Structured figure records
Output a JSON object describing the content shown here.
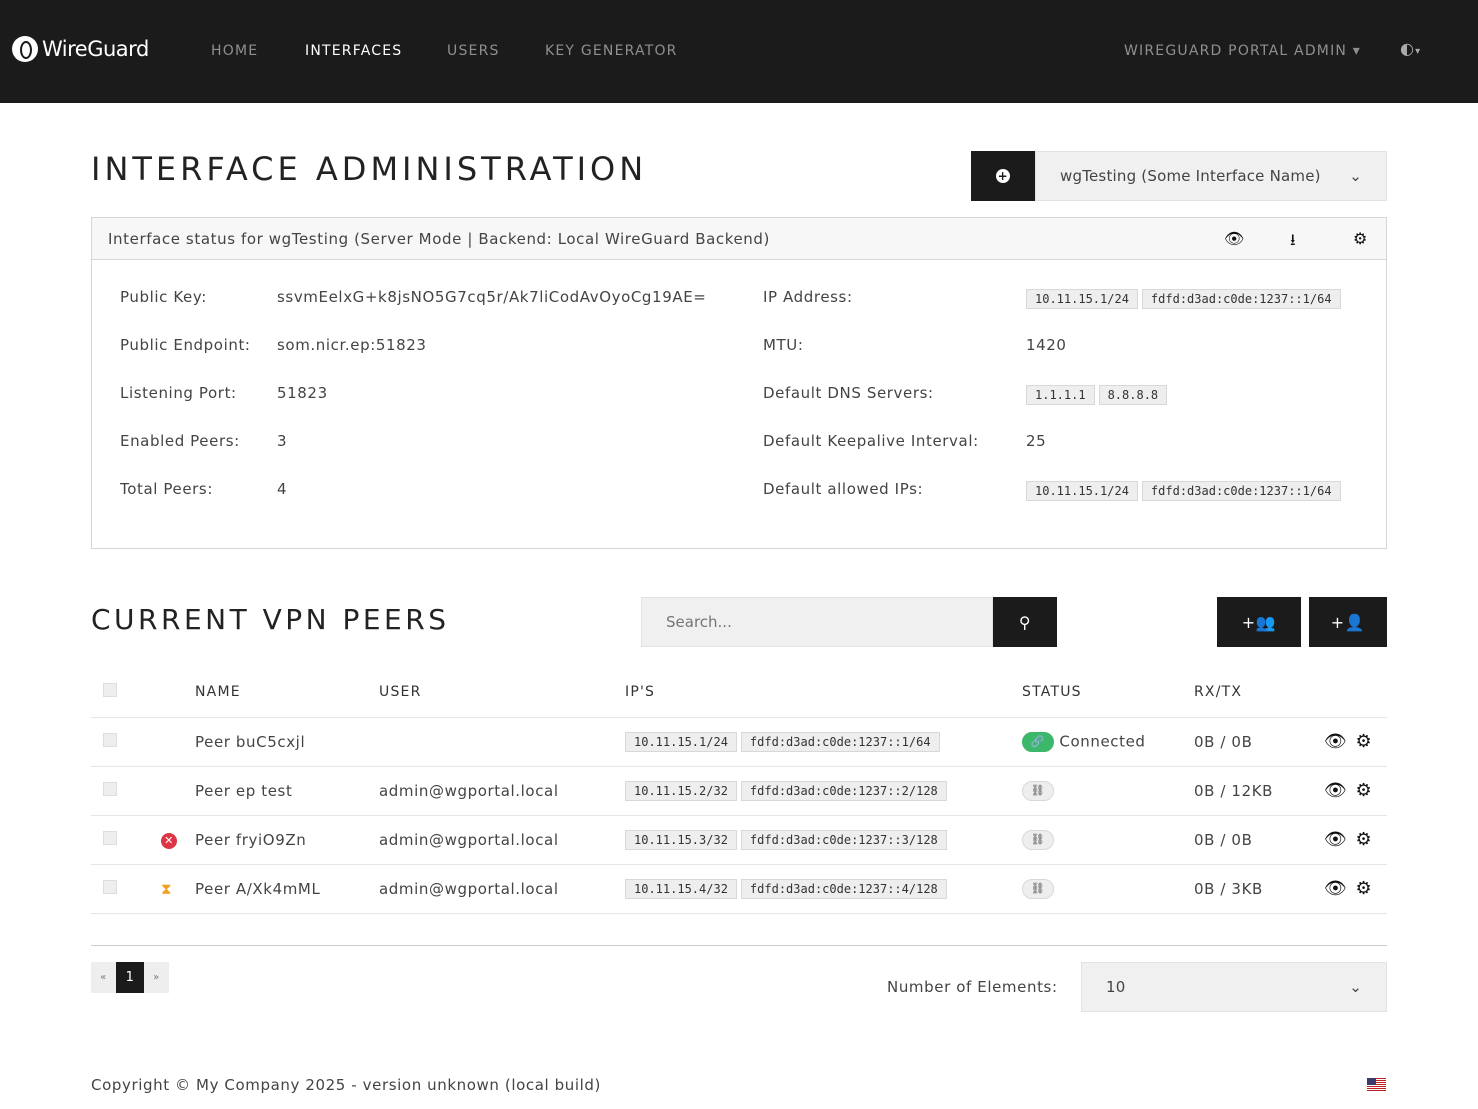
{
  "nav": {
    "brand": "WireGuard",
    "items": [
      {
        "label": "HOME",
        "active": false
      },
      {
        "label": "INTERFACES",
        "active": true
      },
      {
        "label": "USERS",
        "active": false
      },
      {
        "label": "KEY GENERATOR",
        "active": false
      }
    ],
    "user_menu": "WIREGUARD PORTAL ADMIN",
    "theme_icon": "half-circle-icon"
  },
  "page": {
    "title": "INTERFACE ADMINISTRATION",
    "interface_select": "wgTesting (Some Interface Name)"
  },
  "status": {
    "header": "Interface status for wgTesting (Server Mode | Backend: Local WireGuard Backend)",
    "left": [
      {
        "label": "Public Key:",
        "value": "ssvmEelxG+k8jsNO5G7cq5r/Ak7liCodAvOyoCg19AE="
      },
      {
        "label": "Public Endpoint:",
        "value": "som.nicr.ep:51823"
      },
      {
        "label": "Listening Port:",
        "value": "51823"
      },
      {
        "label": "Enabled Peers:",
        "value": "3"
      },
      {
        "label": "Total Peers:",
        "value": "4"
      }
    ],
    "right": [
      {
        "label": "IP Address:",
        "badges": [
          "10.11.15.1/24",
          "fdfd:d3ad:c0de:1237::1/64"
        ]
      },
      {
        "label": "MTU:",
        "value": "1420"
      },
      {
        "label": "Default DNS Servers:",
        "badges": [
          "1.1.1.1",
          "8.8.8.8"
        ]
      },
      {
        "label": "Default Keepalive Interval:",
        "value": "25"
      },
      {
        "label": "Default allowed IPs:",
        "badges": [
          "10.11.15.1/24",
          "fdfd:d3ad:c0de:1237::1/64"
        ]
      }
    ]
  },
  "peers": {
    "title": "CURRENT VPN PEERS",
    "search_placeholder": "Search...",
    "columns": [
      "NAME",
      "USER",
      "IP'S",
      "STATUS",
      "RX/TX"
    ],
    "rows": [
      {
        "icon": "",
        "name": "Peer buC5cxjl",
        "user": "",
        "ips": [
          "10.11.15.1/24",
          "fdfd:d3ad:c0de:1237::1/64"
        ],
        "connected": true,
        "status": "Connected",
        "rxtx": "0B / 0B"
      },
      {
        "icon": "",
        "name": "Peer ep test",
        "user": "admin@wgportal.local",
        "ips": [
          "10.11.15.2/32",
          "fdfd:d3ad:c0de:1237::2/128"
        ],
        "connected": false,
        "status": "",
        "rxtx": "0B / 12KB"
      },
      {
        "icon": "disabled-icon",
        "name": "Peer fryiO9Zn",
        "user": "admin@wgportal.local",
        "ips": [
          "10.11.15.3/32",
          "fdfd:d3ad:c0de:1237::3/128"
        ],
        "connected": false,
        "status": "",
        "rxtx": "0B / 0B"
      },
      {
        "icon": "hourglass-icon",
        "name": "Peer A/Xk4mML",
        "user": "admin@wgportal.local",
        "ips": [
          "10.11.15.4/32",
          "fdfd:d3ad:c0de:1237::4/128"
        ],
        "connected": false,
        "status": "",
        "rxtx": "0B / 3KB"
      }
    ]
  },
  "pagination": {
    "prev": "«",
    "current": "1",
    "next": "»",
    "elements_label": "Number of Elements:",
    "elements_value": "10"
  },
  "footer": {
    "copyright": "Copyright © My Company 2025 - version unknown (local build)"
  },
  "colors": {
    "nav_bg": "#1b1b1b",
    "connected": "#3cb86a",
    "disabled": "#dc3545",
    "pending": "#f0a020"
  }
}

• [PROBLEM TO SOLVE]: Identify which lines contain the word "wgTesting" and copy each one.

• [SOLUTION TO THIS TASK]:
    "interface_select": "wgTesting (Some Interface Name)"
    "header": "Interface status for wgTesting (Server Mode | Backend: Local WireGuard Backend)",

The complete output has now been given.